Extract every line that contains the string "name".

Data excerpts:
* Start *

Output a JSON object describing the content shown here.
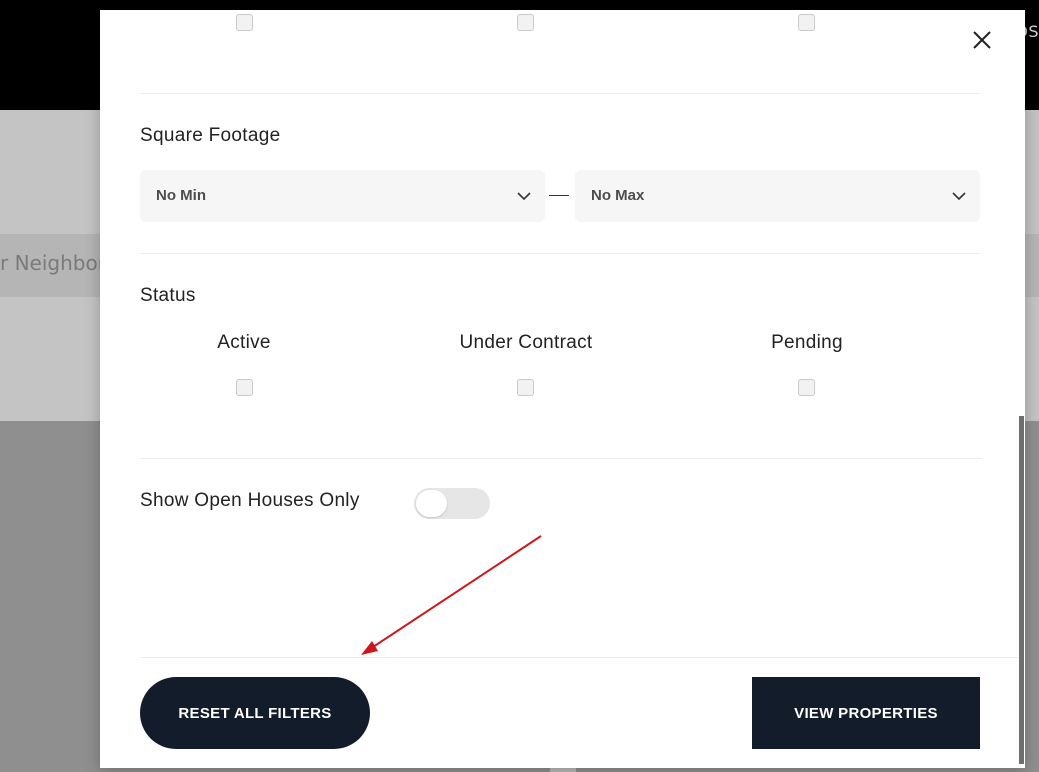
{
  "background": {
    "header_text": "OS",
    "search_text": "r Neighbor"
  },
  "modal": {
    "close_icon": "close-icon",
    "square_footage": {
      "title": "Square Footage",
      "min_value": "No Min",
      "max_value": "No Max"
    },
    "status": {
      "title": "Status",
      "options": [
        {
          "label": "Active",
          "checked": false
        },
        {
          "label": "Under Contract",
          "checked": false
        },
        {
          "label": "Pending",
          "checked": false
        }
      ]
    },
    "open_houses": {
      "label": "Show Open Houses Only",
      "enabled": false
    },
    "buttons": {
      "reset": "RESET ALL FILTERS",
      "view": "VIEW PROPERTIES"
    }
  },
  "colors": {
    "button_bg": "#131c2b",
    "annotation_arrow": "#d0161b"
  }
}
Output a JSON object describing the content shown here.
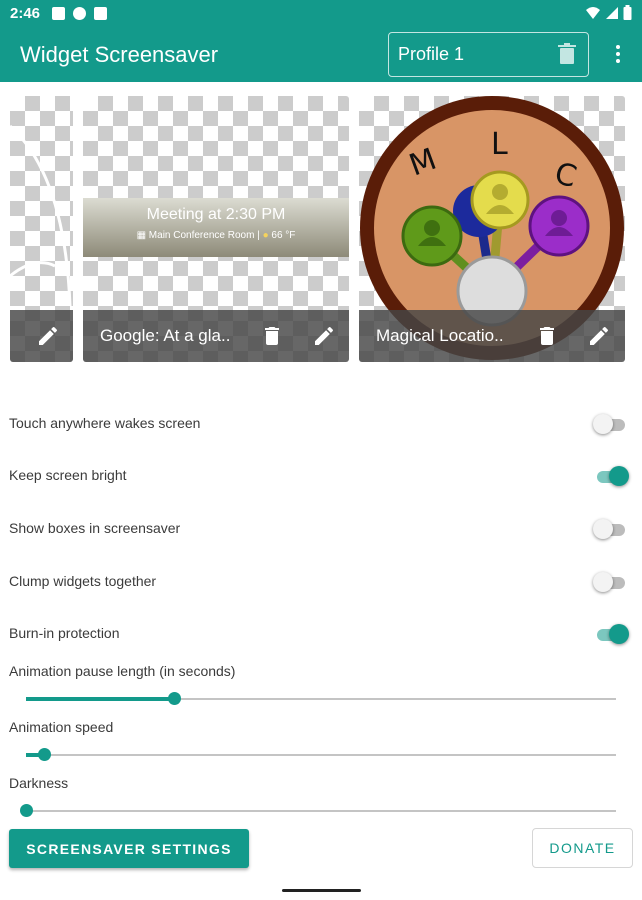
{
  "status_bar": {
    "time": "2:46",
    "icons": [
      "gmail-icon",
      "headset-icon",
      "sd-card-icon",
      "wifi-icon",
      "signal-icon",
      "battery-icon"
    ]
  },
  "app_bar": {
    "title": "Widget Screensaver",
    "profile": "Profile 1"
  },
  "widgets": [
    {
      "id": "partial",
      "name": ""
    },
    {
      "id": "google",
      "name": "Google: At a gla..",
      "meeting_title": "Meeting at 2:30 PM",
      "meeting_place": "Main Conference Room",
      "meeting_temp": "66 °F"
    },
    {
      "id": "mlc",
      "name": "Magical Locatio..",
      "letters": [
        "M",
        "L",
        "C"
      ]
    }
  ],
  "settings": {
    "toggles": [
      {
        "label": "Touch anywhere wakes screen",
        "on": false
      },
      {
        "label": "Keep screen bright",
        "on": true
      },
      {
        "label": "Show boxes in screensaver",
        "on": false
      },
      {
        "label": "Clump widgets together",
        "on": false
      },
      {
        "label": "Burn-in protection",
        "on": true
      }
    ],
    "sliders": [
      {
        "label": "Animation pause length (in seconds)",
        "value": 0.25
      },
      {
        "label": "Animation speed",
        "value": 0.03
      },
      {
        "label": "Darkness",
        "value": 0.0
      }
    ]
  },
  "buttons": {
    "screensaver_settings": "SCREENSAVER SETTINGS",
    "donate": "DONATE"
  },
  "colors": {
    "accent": "#139a8b",
    "accent_light": "#7cc7bf"
  }
}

* End *

Answer to the problem:
      "name": ""
      "name": "Google: At a gla..",
      "name": "Magical Locatio..",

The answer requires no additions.